__DESCRIPCIÓN DEL EJERCICIO__:
Prosigue el texto sobre el bolero y la interpretación de Mayte Martín con Tete Montoliu a partir de su última oración.

__FRAGMENTO DEL TEXTO__:
El bolero: ahondando en heridas abiertas, es el (masoquista) bálsamo a algunas de las más bellas historias de (des)amor jamás cantadas. Al bolero le pertenece el rango máximo de ejecución emocional al respecto de los desaguisados del corazón; de la dignidad de este: ese mundo de derrota, perdición, angustia, celos, infidelidad e infelicidad.
Es la canción por excelencia, la que acoge todo lo bonito de lo malo, la que ampara el victimismo de la cosa bien dicha: la entrega, la renuncia, el himno de los perdedores que no luchan por dejar de serlo más allá de una esperanza remota, improbable. Y todo cantado a la perfección. Se necesitan voces que acaricien las palabras, que se enamoren de ellas con esa necesidad de aferrarse a algo preciso que acabe siendo, también, precioso.
Mayte Martín, en su acercamiento al género acompañada del gran –y siempre polémico–
Tete Montoliu, da una nueva muestra de su progresivo y vertiginoso crecimiento artístico, se diría ya que sin límites posibles. Hace suyo el discurso de algunos de los más clásicos boleros, anteponiendo su liderazgo en la cronología de las palabras, silabizándolas a su antojo –con una leve y quizá innecesaria sudamericanización en la pronunciación de la c–, pero sin el capricho de fragmentarlas para hacer notar su personalidad, sino dejando imponer esta con la sutiliza de un dominio no forzado, con un detalle exquisito en la sensibilidad de un decir muy personal que también es universal: podría ser cualquiera, pero al final solo es ella.

__INFORMACIÓN PROPORCIONADA__:
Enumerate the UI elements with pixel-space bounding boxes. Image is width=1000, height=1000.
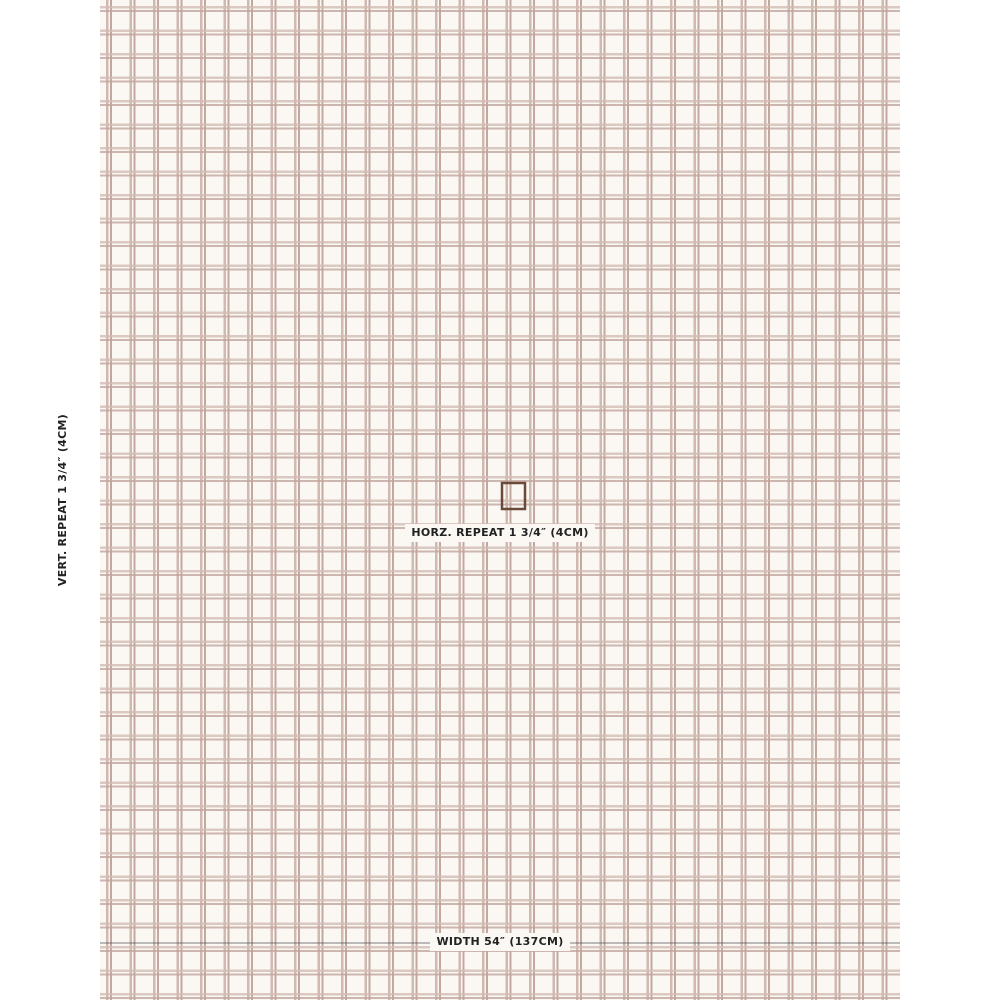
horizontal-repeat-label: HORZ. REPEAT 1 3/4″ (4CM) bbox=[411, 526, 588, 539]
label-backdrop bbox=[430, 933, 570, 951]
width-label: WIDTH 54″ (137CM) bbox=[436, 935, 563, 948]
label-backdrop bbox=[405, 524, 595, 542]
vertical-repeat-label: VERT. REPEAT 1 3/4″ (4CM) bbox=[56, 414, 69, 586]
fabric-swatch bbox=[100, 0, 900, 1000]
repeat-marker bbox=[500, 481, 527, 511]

* * *

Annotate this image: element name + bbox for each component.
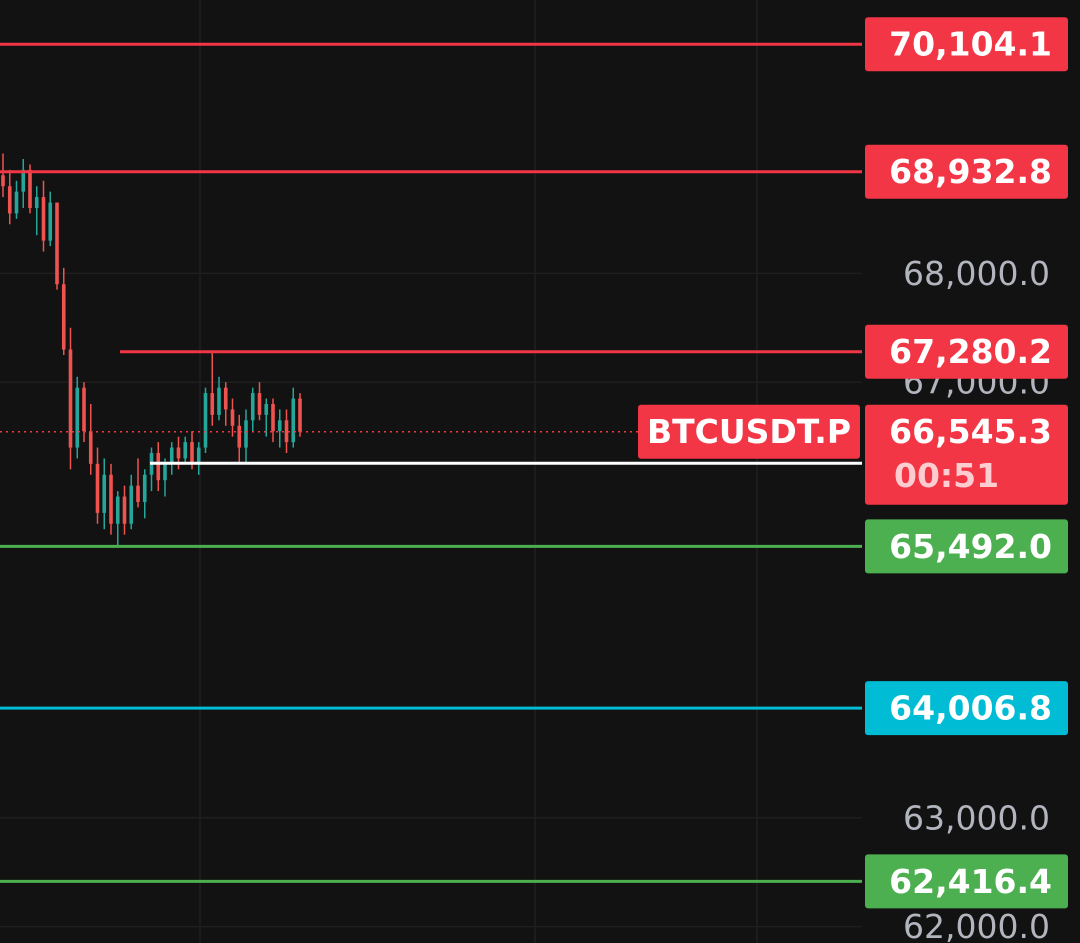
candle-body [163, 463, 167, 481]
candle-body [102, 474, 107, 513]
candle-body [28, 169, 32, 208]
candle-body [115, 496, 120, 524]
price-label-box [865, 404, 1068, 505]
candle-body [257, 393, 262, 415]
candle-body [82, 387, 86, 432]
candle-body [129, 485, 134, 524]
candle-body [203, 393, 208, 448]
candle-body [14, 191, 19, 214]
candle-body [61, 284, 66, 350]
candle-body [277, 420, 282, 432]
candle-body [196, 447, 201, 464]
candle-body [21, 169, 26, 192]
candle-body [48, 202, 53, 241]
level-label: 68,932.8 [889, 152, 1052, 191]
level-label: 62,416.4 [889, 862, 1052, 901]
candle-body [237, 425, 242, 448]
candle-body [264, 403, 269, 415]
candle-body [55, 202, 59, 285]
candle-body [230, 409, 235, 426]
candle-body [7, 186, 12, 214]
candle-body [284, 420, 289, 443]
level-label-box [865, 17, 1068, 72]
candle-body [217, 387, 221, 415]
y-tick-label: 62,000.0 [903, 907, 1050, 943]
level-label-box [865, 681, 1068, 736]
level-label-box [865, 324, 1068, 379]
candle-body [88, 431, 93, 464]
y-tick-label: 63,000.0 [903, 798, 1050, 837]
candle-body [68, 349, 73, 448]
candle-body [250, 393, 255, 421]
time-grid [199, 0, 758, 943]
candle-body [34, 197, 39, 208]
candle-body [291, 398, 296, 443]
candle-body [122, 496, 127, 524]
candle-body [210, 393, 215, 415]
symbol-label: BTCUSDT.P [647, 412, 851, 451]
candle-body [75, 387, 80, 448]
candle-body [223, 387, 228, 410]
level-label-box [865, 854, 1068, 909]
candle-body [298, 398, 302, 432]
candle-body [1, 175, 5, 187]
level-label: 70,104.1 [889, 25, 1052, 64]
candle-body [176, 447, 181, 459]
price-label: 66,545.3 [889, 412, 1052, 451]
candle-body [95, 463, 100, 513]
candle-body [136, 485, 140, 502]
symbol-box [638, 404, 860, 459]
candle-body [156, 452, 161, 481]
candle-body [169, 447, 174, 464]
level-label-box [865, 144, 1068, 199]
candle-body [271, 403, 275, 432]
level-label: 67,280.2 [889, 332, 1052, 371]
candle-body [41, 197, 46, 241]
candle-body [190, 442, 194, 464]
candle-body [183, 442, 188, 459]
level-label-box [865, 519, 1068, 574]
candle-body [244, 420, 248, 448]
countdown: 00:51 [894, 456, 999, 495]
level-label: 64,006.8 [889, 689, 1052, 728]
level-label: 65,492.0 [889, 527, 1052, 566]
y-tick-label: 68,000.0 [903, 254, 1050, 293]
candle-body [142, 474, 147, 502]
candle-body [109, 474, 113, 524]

__RESPUESTA A CONTINUACIÓN__:
Y Tete Montoliu, como siempre, jugando a niño ingenioso que, agradecido, espera el cariño del público. También como siempre, maestro bregado en mil batallas que, aun adaptándose más de lo que en él es habitual al guion de la noche –grabación de disco en directo, este pasado verano–, no puede evitar salirse de los renglones para sobrexponer una indudable calidad que él siente pero no ve y que se empeña a toda costa que el público vea, primero, y sienta, después.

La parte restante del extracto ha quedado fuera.